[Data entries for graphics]
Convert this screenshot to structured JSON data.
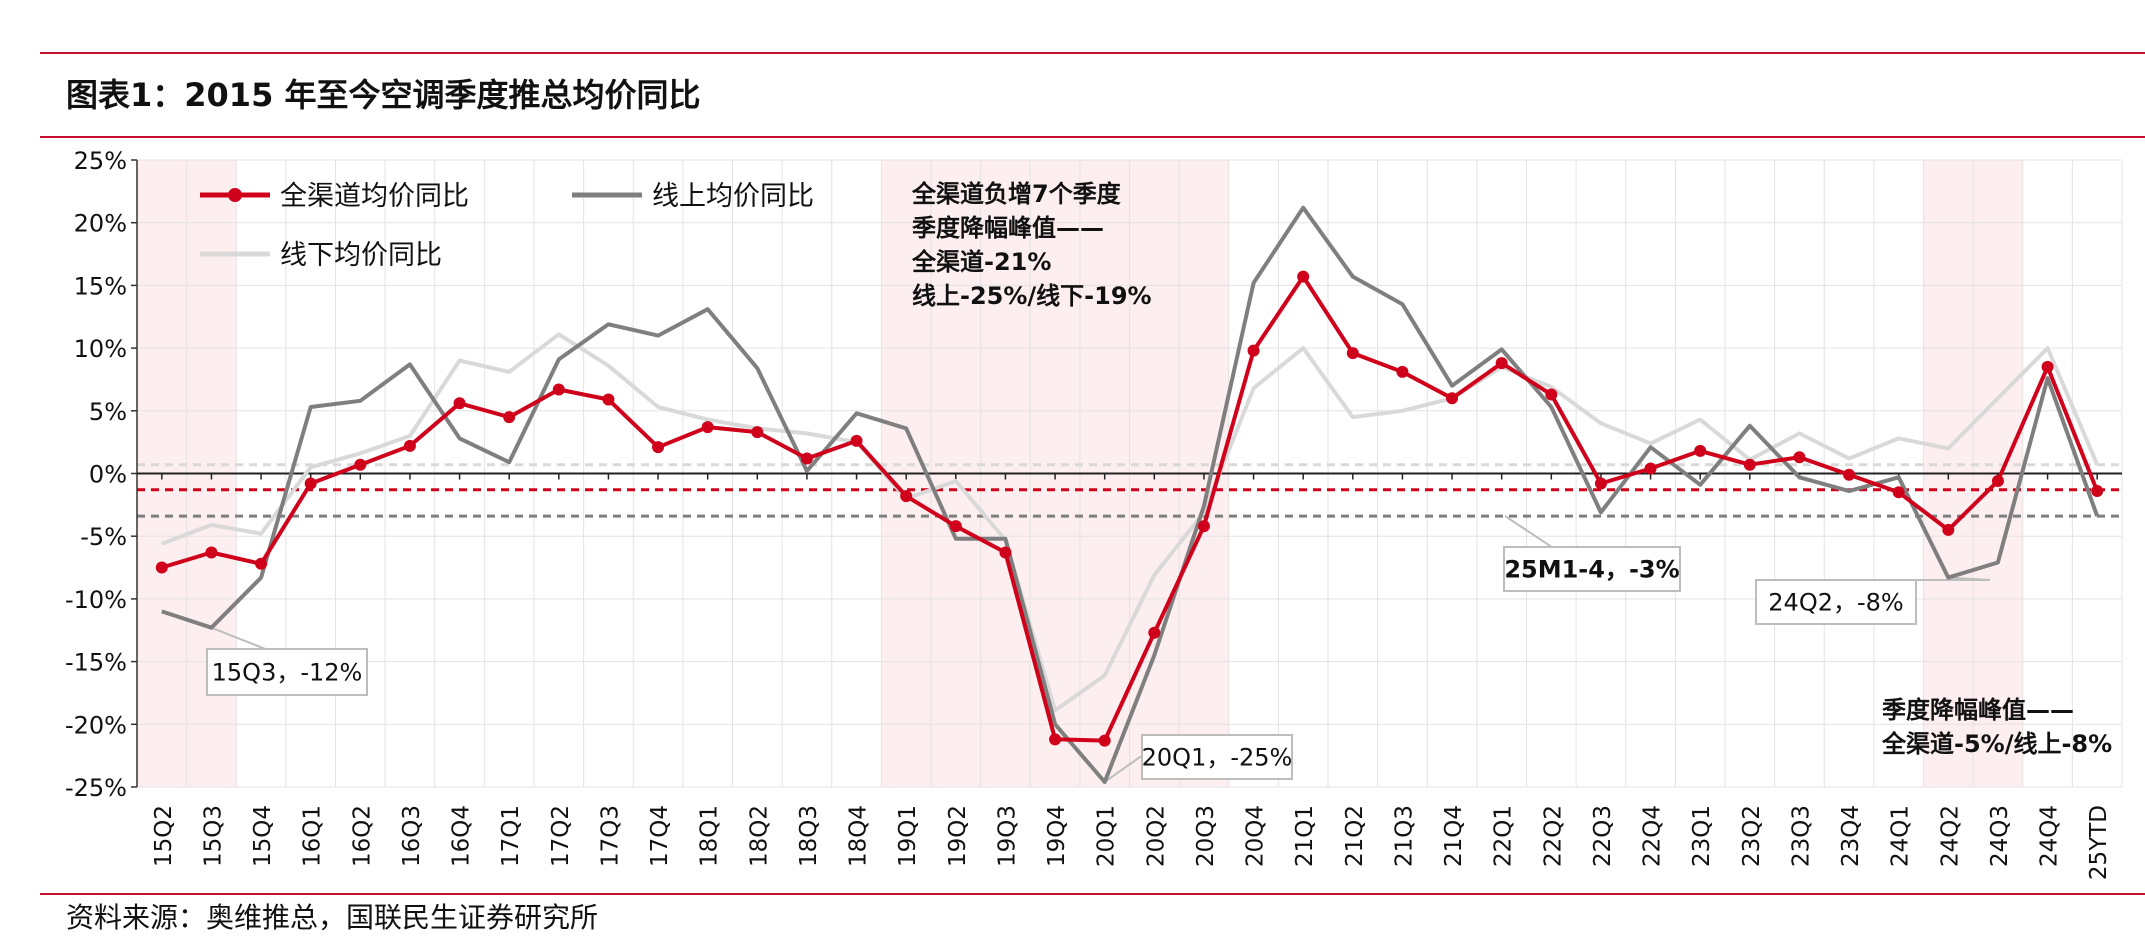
{
  "header": {
    "title": "图表1：2015 年至今空调季度推总均价同比"
  },
  "footer": {
    "source": "资料来源：奥维推总，国联民生证券研究所"
  },
  "colors": {
    "all": "#d0021b",
    "online": "#7f7f7f",
    "offline": "#d9d9d9",
    "shade": "#fdeef0",
    "brand": "#c8102e"
  },
  "chart_data": {
    "type": "line",
    "categories": [
      "15Q2",
      "15Q3",
      "15Q4",
      "16Q1",
      "16Q2",
      "16Q3",
      "16Q4",
      "17Q1",
      "17Q2",
      "17Q3",
      "17Q4",
      "18Q1",
      "18Q2",
      "18Q3",
      "18Q4",
      "19Q1",
      "19Q2",
      "19Q3",
      "19Q4",
      "20Q1",
      "20Q2",
      "20Q3",
      "20Q4",
      "21Q1",
      "21Q2",
      "21Q3",
      "21Q4",
      "22Q1",
      "22Q2",
      "22Q3",
      "22Q4",
      "23Q1",
      "23Q2",
      "23Q3",
      "23Q4",
      "24Q1",
      "24Q2",
      "24Q3",
      "24Q4",
      "25YTD"
    ],
    "ylim": [
      -25,
      25
    ],
    "yticks": [
      -25,
      -20,
      -15,
      -10,
      -5,
      0,
      5,
      10,
      15,
      20,
      25
    ],
    "ytick_labels": [
      "-25%",
      "-20%",
      "-15%",
      "-10%",
      "-5%",
      "0%",
      "5%",
      "10%",
      "15%",
      "20%",
      "25%"
    ],
    "grid": true,
    "legend_position": "top-left",
    "series": [
      {
        "name": "全渠道均价同比",
        "markers": true,
        "values": [
          -7.5,
          -6.3,
          -7.2,
          -0.8,
          0.7,
          2.2,
          5.6,
          4.5,
          6.7,
          5.9,
          2.1,
          3.7,
          3.3,
          1.2,
          2.6,
          -1.8,
          -4.2,
          -6.3,
          -21.2,
          -21.3,
          -12.7,
          -4.2,
          9.8,
          15.7,
          9.6,
          8.1,
          6.0,
          8.8,
          6.3,
          -0.8,
          0.4,
          1.8,
          0.7,
          1.3,
          -0.1,
          -1.5,
          -4.5,
          -0.6,
          8.5,
          -1.4
        ]
      },
      {
        "name": "线上均价同比",
        "markers": false,
        "values": [
          -11.0,
          -12.3,
          -8.3,
          5.3,
          5.8,
          8.7,
          2.8,
          0.9,
          9.1,
          11.9,
          11.0,
          13.1,
          8.4,
          0.2,
          4.8,
          3.6,
          -5.2,
          -5.2,
          -20.0,
          -24.6,
          -14.5,
          -2.6,
          15.2,
          21.2,
          15.7,
          13.5,
          7.0,
          9.9,
          5.3,
          -3.1,
          2.1,
          -0.9,
          3.8,
          -0.3,
          -1.4,
          -0.3,
          -8.3,
          -7.1,
          7.6,
          -3.4
        ]
      },
      {
        "name": "线下均价同比",
        "markers": false,
        "values": [
          -5.6,
          -4.1,
          -4.8,
          0.5,
          1.6,
          3.0,
          9.0,
          8.1,
          11.1,
          8.6,
          5.3,
          4.3,
          3.6,
          3.2,
          2.5,
          -2.0,
          -0.6,
          -5.3,
          -18.9,
          -16.1,
          -8.1,
          -3.1,
          6.8,
          10.0,
          4.5,
          5.0,
          6.0,
          8.5,
          6.9,
          4.0,
          2.4,
          4.3,
          1.1,
          3.2,
          1.2,
          2.8,
          2.0,
          6.0,
          10.0,
          0.7
        ]
      }
    ],
    "reference_lines": [
      {
        "value": 0.7,
        "color": "#d9d9d9"
      },
      {
        "value": -1.3,
        "color": "#d0021b"
      },
      {
        "value": -3.4,
        "color": "#7f7f7f"
      }
    ],
    "shaded_ranges": [
      {
        "from": "15Q2",
        "to": "15Q3"
      },
      {
        "from": "19Q1",
        "to": "20Q3"
      },
      {
        "from": "24Q2",
        "to": "24Q3"
      }
    ],
    "annotations": [
      {
        "id": "a1",
        "text": "15Q3，-12%",
        "boxed": true
      },
      {
        "id": "a2",
        "text": "20Q1，-25%",
        "boxed": true
      },
      {
        "id": "a3",
        "text": "25M1-4，-3%",
        "boxed": true,
        "bold": true
      },
      {
        "id": "a4",
        "text": "24Q2，-8%",
        "boxed": true
      },
      {
        "id": "n1",
        "lines": [
          "全渠道负增7个季度",
          "季度降幅峰值——",
          "全渠道-21%",
          "线上-25%/线下-19%"
        ]
      },
      {
        "id": "n2",
        "lines": [
          "季度降幅峰值——",
          "全渠道-5%/线上-8%"
        ]
      }
    ]
  }
}
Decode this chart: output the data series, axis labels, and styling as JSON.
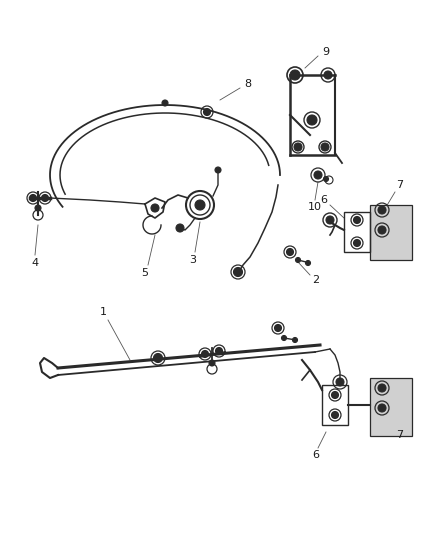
{
  "bg_color": "#ffffff",
  "line_color": "#2a2a2a",
  "fig_width": 4.38,
  "fig_height": 5.33,
  "dpi": 100
}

Job –
Set down all the entries exactly as they appear, but skip any pictures.

Response to the task –
Convert this screenshot to structured JSON data.
{
  "header": {
    "title": "图表1：2015 年至今空调季度推总均价同比"
  },
  "footer": {
    "source": "资料来源：奥维推总，国联民生证券研究所"
  },
  "colors": {
    "all": "#d0021b",
    "online": "#7f7f7f",
    "offline": "#d9d9d9",
    "shade": "#fdeef0",
    "brand": "#c8102e"
  },
  "chart_data": {
    "type": "line",
    "categories": [
      "15Q2",
      "15Q3",
      "15Q4",
      "16Q1",
      "16Q2",
      "16Q3",
      "16Q4",
      "17Q1",
      "17Q2",
      "17Q3",
      "17Q4",
      "18Q1",
      "18Q2",
      "18Q3",
      "18Q4",
      "19Q1",
      "19Q2",
      "19Q3",
      "19Q4",
      "20Q1",
      "20Q2",
      "20Q3",
      "20Q4",
      "21Q1",
      "21Q2",
      "21Q3",
      "21Q4",
      "22Q1",
      "22Q2",
      "22Q3",
      "22Q4",
      "23Q1",
      "23Q2",
      "23Q3",
      "23Q4",
      "24Q1",
      "24Q2",
      "24Q3",
      "24Q4",
      "25YTD"
    ],
    "ylim": [
      -25,
      25
    ],
    "yticks": [
      -25,
      -20,
      -15,
      -10,
      -5,
      0,
      5,
      10,
      15,
      20,
      25
    ],
    "ytick_labels": [
      "-25%",
      "-20%",
      "-15%",
      "-10%",
      "-5%",
      "0%",
      "5%",
      "10%",
      "15%",
      "20%",
      "25%"
    ],
    "grid": true,
    "legend_position": "top-left",
    "series": [
      {
        "name": "全渠道均价同比",
        "markers": true,
        "values": [
          -7.5,
          -6.3,
          -7.2,
          -0.8,
          0.7,
          2.2,
          5.6,
          4.5,
          6.7,
          5.9,
          2.1,
          3.7,
          3.3,
          1.2,
          2.6,
          -1.8,
          -4.2,
          -6.3,
          -21.2,
          -21.3,
          -12.7,
          -4.2,
          9.8,
          15.7,
          9.6,
          8.1,
          6.0,
          8.8,
          6.3,
          -0.8,
          0.4,
          1.8,
          0.7,
          1.3,
          -0.1,
          -1.5,
          -4.5,
          -0.6,
          8.5,
          -1.4
        ]
      },
      {
        "name": "线上均价同比",
        "markers": false,
        "values": [
          -11.0,
          -12.3,
          -8.3,
          5.3,
          5.8,
          8.7,
          2.8,
          0.9,
          9.1,
          11.9,
          11.0,
          13.1,
          8.4,
          0.2,
          4.8,
          3.6,
          -5.2,
          -5.2,
          -20.0,
          -24.6,
          -14.5,
          -2.6,
          15.2,
          21.2,
          15.7,
          13.5,
          7.0,
          9.9,
          5.3,
          -3.1,
          2.1,
          -0.9,
          3.8,
          -0.3,
          -1.4,
          -0.3,
          -8.3,
          -7.1,
          7.6,
          -3.4
        ]
      },
      {
        "name": "线下均价同比",
        "markers": false,
        "values": [
          -5.6,
          -4.1,
          -4.8,
          0.5,
          1.6,
          3.0,
          9.0,
          8.1,
          11.1,
          8.6,
          5.3,
          4.3,
          3.6,
          3.2,
          2.5,
          -2.0,
          -0.6,
          -5.3,
          -18.9,
          -16.1,
          -8.1,
          -3.1,
          6.8,
          10.0,
          4.5,
          5.0,
          6.0,
          8.5,
          6.9,
          4.0,
          2.4,
          4.3,
          1.1,
          3.2,
          1.2,
          2.8,
          2.0,
          6.0,
          10.0,
          0.7
        ]
      }
    ],
    "reference_lines": [
      {
        "value": 0.7,
        "color": "#d9d9d9"
      },
      {
        "value": -1.3,
        "color": "#d0021b"
      },
      {
        "value": -3.4,
        "color": "#7f7f7f"
      }
    ],
    "shaded_ranges": [
      {
        "from": "15Q2",
        "to": "15Q3"
      },
      {
        "from": "19Q1",
        "to": "20Q3"
      },
      {
        "from": "24Q2",
        "to": "24Q3"
      }
    ],
    "annotations": [
      {
        "id": "a1",
        "text": "15Q3，-12%",
        "boxed": true
      },
      {
        "id": "a2",
        "text": "20Q1，-25%",
        "boxed": true
      },
      {
        "id": "a3",
        "text": "25M1-4，-3%",
        "boxed": true,
        "bold": true
      },
      {
        "id": "a4",
        "text": "24Q2，-8%",
        "boxed": true
      },
      {
        "id": "n1",
        "lines": [
          "全渠道负增7个季度",
          "季度降幅峰值——",
          "全渠道-21%",
          "线上-25%/线下-19%"
        ]
      },
      {
        "id": "n2",
        "lines": [
          "季度降幅峰值——",
          "全渠道-5%/线上-8%"
        ]
      }
    ]
  }
}
Decode this chart: output the data series, axis labels, and styling as JSON.
{
  "bg_color": "#ffffff",
  "line_color": "#2a2a2a",
  "fig_width": 4.38,
  "fig_height": 5.33,
  "dpi": 100
}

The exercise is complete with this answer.